— Start of Data for this task —
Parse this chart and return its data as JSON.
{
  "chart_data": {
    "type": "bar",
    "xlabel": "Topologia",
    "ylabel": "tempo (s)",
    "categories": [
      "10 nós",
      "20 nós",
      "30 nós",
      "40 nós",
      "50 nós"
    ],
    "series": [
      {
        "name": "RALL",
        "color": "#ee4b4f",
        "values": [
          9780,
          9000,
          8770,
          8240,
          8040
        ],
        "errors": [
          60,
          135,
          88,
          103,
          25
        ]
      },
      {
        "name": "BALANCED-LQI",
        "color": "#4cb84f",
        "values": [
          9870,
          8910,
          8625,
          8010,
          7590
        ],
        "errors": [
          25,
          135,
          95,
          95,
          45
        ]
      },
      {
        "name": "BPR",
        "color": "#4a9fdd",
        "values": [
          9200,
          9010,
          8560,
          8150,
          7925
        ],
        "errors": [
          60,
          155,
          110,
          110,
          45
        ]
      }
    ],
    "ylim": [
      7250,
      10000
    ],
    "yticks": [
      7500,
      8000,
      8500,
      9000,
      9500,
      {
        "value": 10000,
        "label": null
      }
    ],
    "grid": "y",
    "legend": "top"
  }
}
— End of Data for this task —
*Instructions for the task*.
Scan the entries above for the word "name" and collect each line holding it.

*In response*.
        "name": "RALL",
        "name": "BALANCED-LQI",
        "name": "BPR",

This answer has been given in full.